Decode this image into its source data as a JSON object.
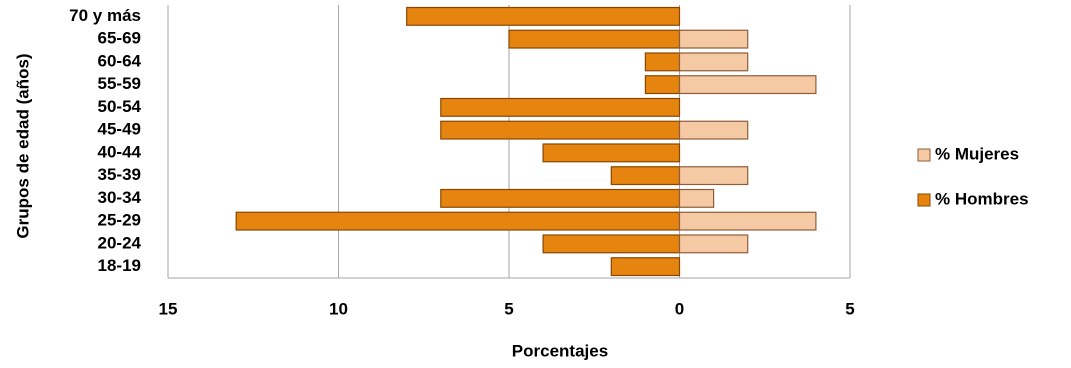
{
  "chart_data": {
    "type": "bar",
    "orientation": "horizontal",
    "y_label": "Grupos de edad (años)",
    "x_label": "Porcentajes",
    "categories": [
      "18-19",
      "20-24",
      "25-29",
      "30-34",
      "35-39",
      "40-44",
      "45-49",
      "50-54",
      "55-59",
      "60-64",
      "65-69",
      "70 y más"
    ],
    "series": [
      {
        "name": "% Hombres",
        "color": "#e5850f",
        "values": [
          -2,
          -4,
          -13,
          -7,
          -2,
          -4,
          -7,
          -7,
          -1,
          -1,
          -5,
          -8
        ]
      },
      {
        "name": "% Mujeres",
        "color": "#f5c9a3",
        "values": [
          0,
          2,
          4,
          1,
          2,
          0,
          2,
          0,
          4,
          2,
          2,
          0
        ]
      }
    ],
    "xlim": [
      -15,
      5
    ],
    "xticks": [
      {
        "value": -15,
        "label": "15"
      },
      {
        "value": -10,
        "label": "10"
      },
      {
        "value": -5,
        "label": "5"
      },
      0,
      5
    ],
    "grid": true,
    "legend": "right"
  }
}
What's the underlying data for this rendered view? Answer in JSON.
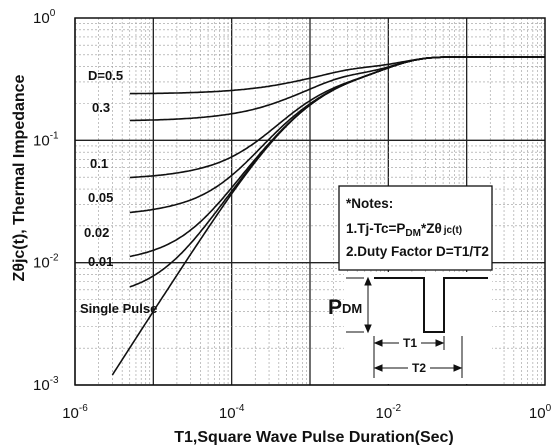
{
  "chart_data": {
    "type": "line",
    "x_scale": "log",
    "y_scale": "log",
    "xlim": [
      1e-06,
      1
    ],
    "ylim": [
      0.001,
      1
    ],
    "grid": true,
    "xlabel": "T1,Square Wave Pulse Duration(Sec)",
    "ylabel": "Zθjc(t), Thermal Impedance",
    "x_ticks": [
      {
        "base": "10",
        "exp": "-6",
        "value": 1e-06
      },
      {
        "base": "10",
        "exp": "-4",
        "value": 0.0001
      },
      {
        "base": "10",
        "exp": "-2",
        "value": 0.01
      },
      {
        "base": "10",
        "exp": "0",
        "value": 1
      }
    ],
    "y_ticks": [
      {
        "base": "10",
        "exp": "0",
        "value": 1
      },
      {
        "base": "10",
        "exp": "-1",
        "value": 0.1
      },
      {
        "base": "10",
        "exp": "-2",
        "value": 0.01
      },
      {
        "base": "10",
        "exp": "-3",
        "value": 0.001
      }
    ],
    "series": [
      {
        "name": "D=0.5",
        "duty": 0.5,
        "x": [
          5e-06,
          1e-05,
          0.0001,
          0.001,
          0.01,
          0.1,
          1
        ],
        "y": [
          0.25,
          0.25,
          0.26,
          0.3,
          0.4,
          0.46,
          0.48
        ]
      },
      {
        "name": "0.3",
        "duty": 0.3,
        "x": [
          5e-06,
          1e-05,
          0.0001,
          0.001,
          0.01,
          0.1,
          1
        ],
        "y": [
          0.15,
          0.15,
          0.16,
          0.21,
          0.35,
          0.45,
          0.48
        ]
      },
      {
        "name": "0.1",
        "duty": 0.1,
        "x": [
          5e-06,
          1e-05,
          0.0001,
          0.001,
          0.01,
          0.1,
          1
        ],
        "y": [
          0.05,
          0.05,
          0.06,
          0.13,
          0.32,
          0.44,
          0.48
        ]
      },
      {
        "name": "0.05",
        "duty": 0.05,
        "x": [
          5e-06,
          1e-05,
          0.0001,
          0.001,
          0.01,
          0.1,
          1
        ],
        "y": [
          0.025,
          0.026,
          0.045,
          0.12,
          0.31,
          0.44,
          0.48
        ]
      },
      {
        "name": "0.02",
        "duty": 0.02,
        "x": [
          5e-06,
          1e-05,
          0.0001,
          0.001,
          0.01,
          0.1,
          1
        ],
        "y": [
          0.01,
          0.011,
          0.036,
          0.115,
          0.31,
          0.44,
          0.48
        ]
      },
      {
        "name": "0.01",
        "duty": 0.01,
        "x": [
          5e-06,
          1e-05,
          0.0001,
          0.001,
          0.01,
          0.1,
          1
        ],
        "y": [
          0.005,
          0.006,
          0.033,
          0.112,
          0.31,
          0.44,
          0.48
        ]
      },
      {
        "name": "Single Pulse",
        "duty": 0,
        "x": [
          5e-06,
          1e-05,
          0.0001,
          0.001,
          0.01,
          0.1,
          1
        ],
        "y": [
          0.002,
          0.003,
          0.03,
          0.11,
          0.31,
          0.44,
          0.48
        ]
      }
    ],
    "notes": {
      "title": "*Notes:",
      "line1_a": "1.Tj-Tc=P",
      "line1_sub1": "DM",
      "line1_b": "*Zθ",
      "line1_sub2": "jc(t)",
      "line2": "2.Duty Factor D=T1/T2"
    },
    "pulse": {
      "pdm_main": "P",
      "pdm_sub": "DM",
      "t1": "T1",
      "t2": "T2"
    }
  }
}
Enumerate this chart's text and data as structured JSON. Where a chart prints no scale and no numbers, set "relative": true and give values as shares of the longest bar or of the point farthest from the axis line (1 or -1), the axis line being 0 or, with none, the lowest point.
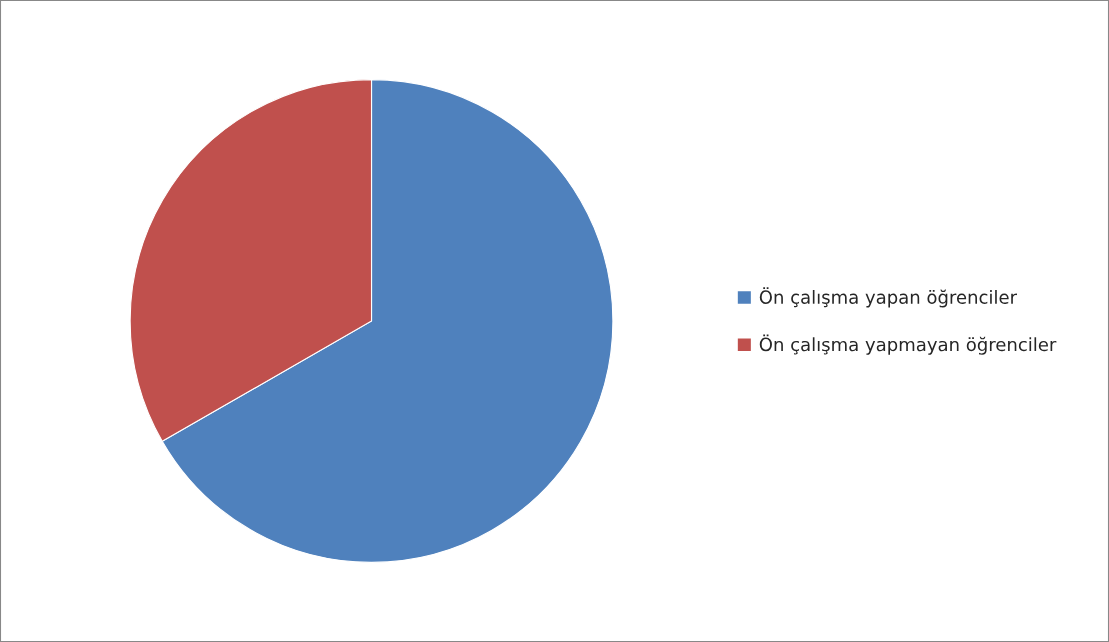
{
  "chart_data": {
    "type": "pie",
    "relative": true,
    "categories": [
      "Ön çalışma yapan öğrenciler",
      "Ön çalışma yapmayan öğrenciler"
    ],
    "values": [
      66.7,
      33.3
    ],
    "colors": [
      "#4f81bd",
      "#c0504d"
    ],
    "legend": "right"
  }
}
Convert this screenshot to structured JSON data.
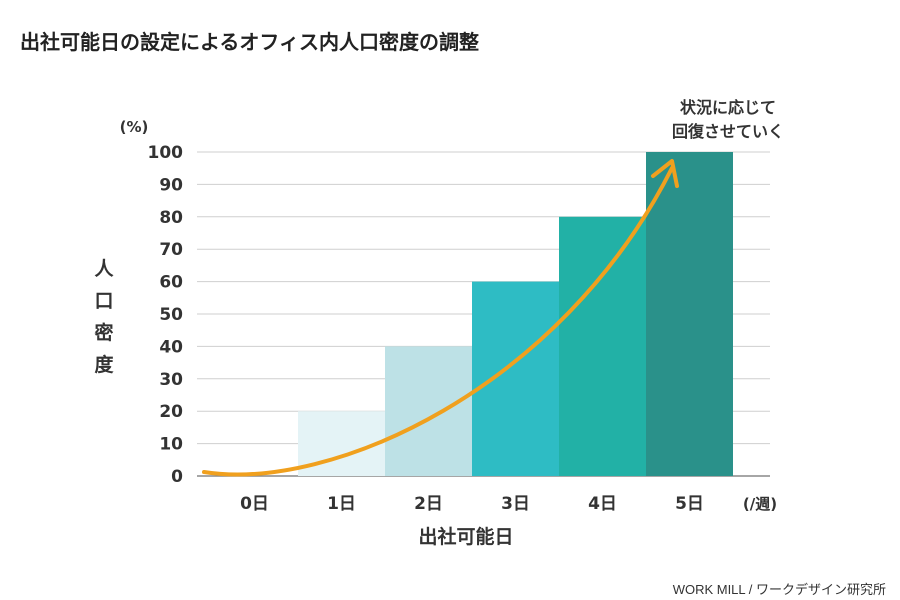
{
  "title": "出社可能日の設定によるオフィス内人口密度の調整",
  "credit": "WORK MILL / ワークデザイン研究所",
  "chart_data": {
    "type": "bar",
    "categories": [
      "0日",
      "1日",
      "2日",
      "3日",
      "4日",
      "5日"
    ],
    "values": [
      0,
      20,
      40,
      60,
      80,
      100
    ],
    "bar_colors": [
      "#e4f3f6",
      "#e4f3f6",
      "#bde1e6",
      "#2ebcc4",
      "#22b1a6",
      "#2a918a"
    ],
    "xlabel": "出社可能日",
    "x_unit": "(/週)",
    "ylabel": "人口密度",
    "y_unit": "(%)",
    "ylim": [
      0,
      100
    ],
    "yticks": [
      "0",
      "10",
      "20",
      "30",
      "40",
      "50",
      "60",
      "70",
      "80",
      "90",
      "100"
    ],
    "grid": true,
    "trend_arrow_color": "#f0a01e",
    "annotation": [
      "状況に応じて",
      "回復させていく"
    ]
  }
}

- PROBLEM DESCRIPTION -
The copy should hold exactly the lines from the line containing "Enumerate this chart's" through the end of the data, both ends included, and no pictures.

- TASK RESULT -
Enumerate this chart's text and data as structured JSON. Where a chart prints no scale and no numbers, set "relative": true and give values as shares of the longest bar or of the point farthest from the axis line (1 or -1), the axis line being 0 or, with none, the lowest point.
{
  "chart_data": {
    "type": "pie",
    "relative": true,
    "categories": [
      "Ön çalışma yapan öğrenciler",
      "Ön çalışma yapmayan öğrenciler"
    ],
    "values": [
      66.7,
      33.3
    ],
    "colors": [
      "#4f81bd",
      "#c0504d"
    ],
    "legend": "right"
  }
}
Convert this screenshot to structured JSON data.
{
  "title": "出社可能日の設定によるオフィス内人口密度の調整",
  "credit": "WORK MILL / ワークデザイン研究所",
  "chart_data": {
    "type": "bar",
    "categories": [
      "0日",
      "1日",
      "2日",
      "3日",
      "4日",
      "5日"
    ],
    "values": [
      0,
      20,
      40,
      60,
      80,
      100
    ],
    "bar_colors": [
      "#e4f3f6",
      "#e4f3f6",
      "#bde1e6",
      "#2ebcc4",
      "#22b1a6",
      "#2a918a"
    ],
    "xlabel": "出社可能日",
    "x_unit": "(/週)",
    "ylabel": "人口密度",
    "y_unit": "(%)",
    "ylim": [
      0,
      100
    ],
    "yticks": [
      "0",
      "10",
      "20",
      "30",
      "40",
      "50",
      "60",
      "70",
      "80",
      "90",
      "100"
    ],
    "grid": true,
    "trend_arrow_color": "#f0a01e",
    "annotation": [
      "状況に応じて",
      "回復させていく"
    ]
  }
}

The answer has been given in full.